In your copy, include every line of the listing below exactly but none of the pictures.

◆ **DATA EXTRACT**:
************

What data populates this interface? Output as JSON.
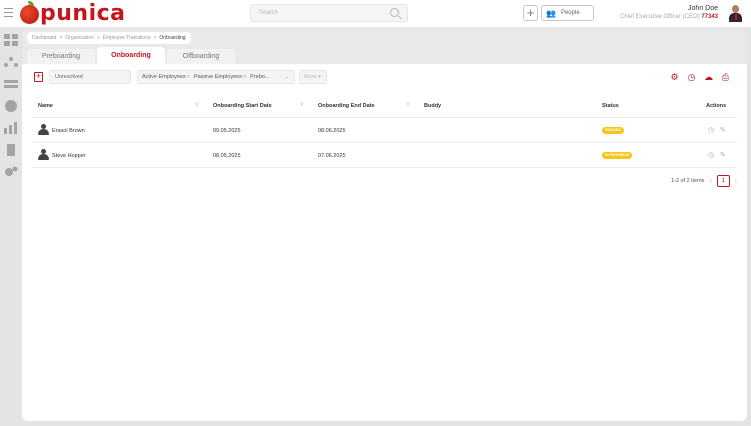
{
  "app": {
    "brand": "punica",
    "brand_color": "#c4161c"
  },
  "header": {
    "search_placeholder": "Search",
    "people_label": "People",
    "user_name": "John Doe",
    "user_role": "Chief Executive Officer (CEO)",
    "user_id": "77343"
  },
  "breadcrumb": {
    "items": [
      "Dashboard",
      "Organisation",
      "Employee Transitions",
      "Onboarding"
    ],
    "separator": ">"
  },
  "tabs": [
    {
      "label": "Preboarding",
      "active": false
    },
    {
      "label": "Onboarding",
      "active": true
    },
    {
      "label": "Offboarding",
      "active": false
    }
  ],
  "toolbar": {
    "add_icon": "plus-square-icon",
    "status_filter": "Unresolved",
    "tag_filters": [
      "Active Employees",
      "Passive Employees",
      "Prebo..."
    ],
    "more_label": "More"
  },
  "table": {
    "columns": [
      "Name",
      "Onboarding Start Date",
      "Onboarding End Date",
      "Buddy",
      "Status",
      "Actions"
    ],
    "rows": [
      {
        "name": "Erasol Brown",
        "start": "09.05.2025",
        "end": "08.06.2025",
        "buddy": "",
        "status": "PENDING"
      },
      {
        "name": "Steve Hopper",
        "start": "08.05.2025",
        "end": "07.06.2025",
        "buddy": "",
        "status": "IN PROGRESS"
      }
    ],
    "status_color": "#f5c518"
  },
  "pagination": {
    "info": "1-2 of 2 items",
    "current_page": "1",
    "prev": "‹",
    "next": "›"
  }
}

************

◆ **CORRECT RESULT**:
What data populates this interface? Output as JSON.
{
  "app": {
    "brand": "punica",
    "brand_color": "#c4161c"
  },
  "header": {
    "search_placeholder": "Search",
    "people_label": "People",
    "user_name": "John Doe",
    "user_role": "Chief Executive Officer (CEO)",
    "user_id": "77343"
  },
  "breadcrumb": {
    "items": [
      "Dashboard",
      "Organisation",
      "Employee Transitions",
      "Onboarding"
    ],
    "separator": ">"
  },
  "tabs": [
    {
      "label": "Preboarding",
      "active": false
    },
    {
      "label": "Onboarding",
      "active": true
    },
    {
      "label": "Offboarding",
      "active": false
    }
  ],
  "toolbar": {
    "add_icon": "plus-square-icon",
    "status_filter": "Unresolved",
    "tag_filters": [
      "Active Employees",
      "Passive Employees",
      "Prebo..."
    ],
    "more_label": "More"
  },
  "table": {
    "columns": [
      "Name",
      "Onboarding Start Date",
      "Onboarding End Date",
      "Buddy",
      "Status",
      "Actions"
    ],
    "rows": [
      {
        "name": "Erasol Brown",
        "start": "09.05.2025",
        "end": "08.06.2025",
        "buddy": "",
        "status": "PENDING"
      },
      {
        "name": "Steve Hopper",
        "start": "08.05.2025",
        "end": "07.06.2025",
        "buddy": "",
        "status": "IN PROGRESS"
      }
    ],
    "status_color": "#f5c518"
  },
  "pagination": {
    "info": "1-2 of 2 items",
    "current_page": "1",
    "prev": "‹",
    "next": "›"
  }
}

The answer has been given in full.